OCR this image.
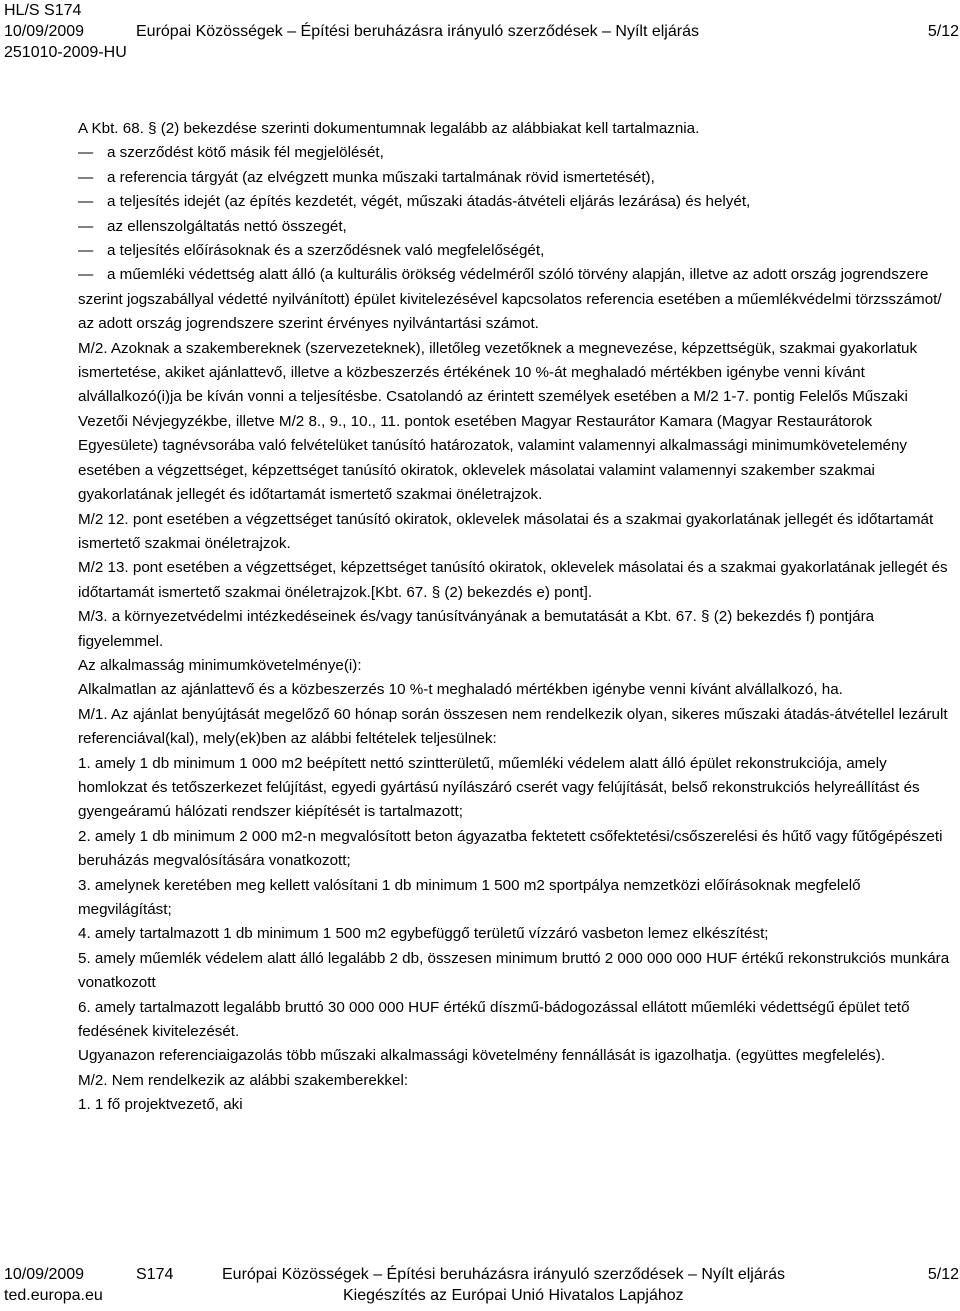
HL/S S174
10/09/2009	Európai Közösségek – Építési beruházásra irányuló szerződések – Nyílt eljárás	5/12
251010-2009-HU

A Kbt. 68. § (2) bekezdése szerinti dokumentumnak legalább az alábbiakat kell tartalmaznia.

— a szerződést kötő másik fél megjelölését,

— a referencia tárgyát (az elvégzett munka műszaki tartalmának rövid ismertetését),

— a teljesítés idejét (az építés kezdetét, végét, műszaki átadás-átvételi eljárás lezárása) és helyét,

— az ellenszolgáltatás nettó összegét,

— a teljesítés előírásoknak és a szerződésnek való megfelelőségét,

— a műemléki védettség alatt álló (a kulturális örökség védelméről szóló törvény alapján, illetve az adott ország jogrendszere szerint jogszabállyal védetté nyilvánított) épület kivitelezésével kapcsolatos referencia esetében a műemlékvédelmi törzsszámot/ az adott ország jogrendszere szerint érvényes nyilvántartási számot.

M/2. Azoknak a szakembereknek (szervezeteknek), illetőleg vezetőknek a megnevezése, képzettségük, szakmai gyakorlatuk ismertetése, akiket ajánlattevő, illetve a közbeszerzés értékének 10 %-át meghaladó mértékben igénybe venni kívánt alvállalkozó(i)ja be kíván vonni a teljesítésbe. Csatolandó az érintett személyek esetében a M/2 1-7. pontig Felelős Műszaki Vezetői Névjegyzékbe, illetve M/2 8., 9., 10., 11. pontok esetében Magyar Restaurátor Kamara (Magyar Restaurátorok Egyesülete) tagnévsorába való felvételüket tanúsító határozatok, valamint valamennyi alkalmassági minimumkövetelemény esetében a végzettséget, képzettséget tanúsító okiratok, oklevelek másolatai valamint valamennyi szakember szakmai gyakorlatának jellegét és időtartamát ismertető szakmai önéletrajzok.

M/2 12. pont esetében a végzettséget tanúsító okiratok, oklevelek másolatai és a szakmai gyakorlatának jellegét és időtartamát ismertető szakmai önéletrajzok.

M/2 13. pont esetében a végzettséget, képzettséget tanúsító okiratok, oklevelek másolatai és a szakmai gyakorlatának jellegét és időtartamát ismertető szakmai önéletrajzok.[Kbt. 67. § (2) bekezdés e) pont].

M/3. a környezetvédelmi intézkedéseinek és/vagy tanúsítványának a bemutatását a Kbt. 67. § (2) bekezdés f) pontjára figyelemmel.

Az alkalmasság minimumkövetelménye(i):

Alkalmatlan az ajánlattevő és a közbeszerzés 10 %-t meghaladó mértékben igénybe venni kívánt alvállalkozó, ha.

M/1. Az ajánlat benyújtását megelőző 60 hónap során összesen nem rendelkezik olyan, sikeres műszaki átadás-átvétellel lezárult referenciával(kal), mely(ek)ben az alábbi feltételek teljesülnek:

1. amely 1 db minimum 1 000 m2 beépített nettó szintterületű, műemléki védelem alatt álló épület rekonstrukciója, amely homlokzat és tetőszerkezet felújítást, egyedi gyártású nyílászáró cserét vagy felújítását, belső rekonstrukciós helyreállítást és gyengeáramú hálózati rendszer kiépítését is tartalmazott;

2. amely 1 db minimum 2 000 m2-n megvalósított beton ágyazatba fektetett csőfektetési/csőszerelési és hűtő vagy fűtőgépészeti beruházás megvalósítására vonatkozott;

3. amelynek keretében meg kellett valósítani 1 db minimum 1 500 m2 sportpálya nemzetközi előírásoknak megfelelő megvilágítást;

4. amely tartalmazott 1 db minimum 1 500 m2 egybefüggő területű vízzáró vasbeton lemez elkészítést;

5. amely műemlék védelem alatt álló legalább 2 db, összesen minimum bruttó 2 000 000 000 HUF értékű rekonstrukciós munkára vonatkozott

6. amely tartalmazott legalább bruttó 30 000 000 HUF értékű díszmű-bádogozással ellátott műemléki védettségű épület tető fedésének kivitelezését.

Ugyanazon referenciaigazolás több műszaki alkalmassági követelmény fennállását is igazolhatja. (együttes megfelelés).

M/2. Nem rendelkezik az alábbi szakemberekkel:

1. 1 fő projektvezető, aki

10/09/2009	S174	Európai Közösségek – Építési beruházásra irányuló szerződések – Nyílt eljárás	5/12
ted.europa.eu	Kiegészítés az Európai Unió Hivatalos Lapjához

• **DIRECTIONS**
Go through the entries above and output them exactly, without pictures.

• **FULL ANSWER**
OCR this image.
HL/S S174
10/09/2009	Európai Közösségek – Építési beruházásra irányuló szerződések – Nyílt eljárás	5/12
251010-2009-HU

A Kbt. 68. § (2) bekezdése szerinti dokumentumnak legalább az alábbiakat kell tartalmaznia.

— a szerződést kötő másik fél megjelölését,

— a referencia tárgyát (az elvégzett munka műszaki tartalmának rövid ismertetését),

— a teljesítés idejét (az építés kezdetét, végét, műszaki átadás-átvételi eljárás lezárása) és helyét,

— az ellenszolgáltatás nettó összegét,

— a teljesítés előírásoknak és a szerződésnek való megfelelőségét,

— a műemléki védettség alatt álló (a kulturális örökség védelméről szóló törvény alapján, illetve az adott ország jogrendszere szerint jogszabállyal védetté nyilvánított) épület kivitelezésével kapcsolatos referencia esetében a műemlékvédelmi törzsszámot/ az adott ország jogrendszere szerint érvényes nyilvántartási számot.

M/2. Azoknak a szakembereknek (szervezeteknek), illetőleg vezetőknek a megnevezése, képzettségük, szakmai gyakorlatuk ismertetése, akiket ajánlattevő, illetve a közbeszerzés értékének 10 %-át meghaladó mértékben igénybe venni kívánt alvállalkozó(i)ja be kíván vonni a teljesítésbe. Csatolandó az érintett személyek esetében a M/2 1-7. pontig Felelős Műszaki Vezetői Névjegyzékbe, illetve M/2 8., 9., 10., 11. pontok esetében Magyar Restaurátor Kamara (Magyar Restaurátorok Egyesülete) tagnévsorába való felvételüket tanúsító határozatok, valamint valamennyi alkalmassági minimumkövetelemény esetében a végzettséget, képzettséget tanúsító okiratok, oklevelek másolatai valamint valamennyi szakember szakmai gyakorlatának jellegét és időtartamát ismertető szakmai önéletrajzok.

M/2 12. pont esetében a végzettséget tanúsító okiratok, oklevelek másolatai és a szakmai gyakorlatának jellegét és időtartamát ismertető szakmai önéletrajzok.

M/2 13. pont esetében a végzettséget, képzettséget tanúsító okiratok, oklevelek másolatai és a szakmai gyakorlatának jellegét és időtartamát ismertető szakmai önéletrajzok.[Kbt. 67. § (2) bekezdés e) pont].

M/3. a környezetvédelmi intézkedéseinek és/vagy tanúsítványának a bemutatását a Kbt. 67. § (2) bekezdés f) pontjára figyelemmel.

Az alkalmasság minimumkövetelménye(i):

Alkalmatlan az ajánlattevő és a közbeszerzés 10 %-t meghaladó mértékben igénybe venni kívánt alvállalkozó, ha.

M/1. Az ajánlat benyújtását megelőző 60 hónap során összesen nem rendelkezik olyan, sikeres műszaki átadás-átvétellel lezárult referenciával(kal), mely(ek)ben az alábbi feltételek teljesülnek:

1. amely 1 db minimum 1 000 m2 beépített nettó szintterületű, műemléki védelem alatt álló épület rekonstrukciója, amely homlokzat és tetőszerkezet felújítást, egyedi gyártású nyílászáró cserét vagy felújítását, belső rekonstrukciós helyreállítást és gyengeáramú hálózati rendszer kiépítését is tartalmazott;

2. amely 1 db minimum 2 000 m2-n megvalósított beton ágyazatba fektetett csőfektetési/csőszerelési és hűtő vagy fűtőgépészeti beruházás megvalósítására vonatkozott;

3. amelynek keretében meg kellett valósítani 1 db minimum 1 500 m2 sportpálya nemzetközi előírásoknak megfelelő megvilágítást;

4. amely tartalmazott 1 db minimum 1 500 m2 egybefüggő területű vízzáró vasbeton lemez elkészítést;

5. amely műemlék védelem alatt álló legalább 2 db, összesen minimum bruttó 2 000 000 000 HUF értékű rekonstrukciós munkára vonatkozott

6. amely tartalmazott legalább bruttó 30 000 000 HUF értékű díszmű-bádogozással ellátott műemléki védettségű épület tető fedésének kivitelezését.

Ugyanazon referenciaigazolás több műszaki alkalmassági követelmény fennállását is igazolhatja. (együttes megfelelés).

M/2. Nem rendelkezik az alábbi szakemberekkel:

1. 1 fő projektvezető, aki

10/09/2009	S174	Európai Közösségek – Építési beruházásra irányuló szerződések – Nyílt eljárás	5/12
ted.europa.eu	Kiegészítés az Európai Unió Hivatalos Lapjához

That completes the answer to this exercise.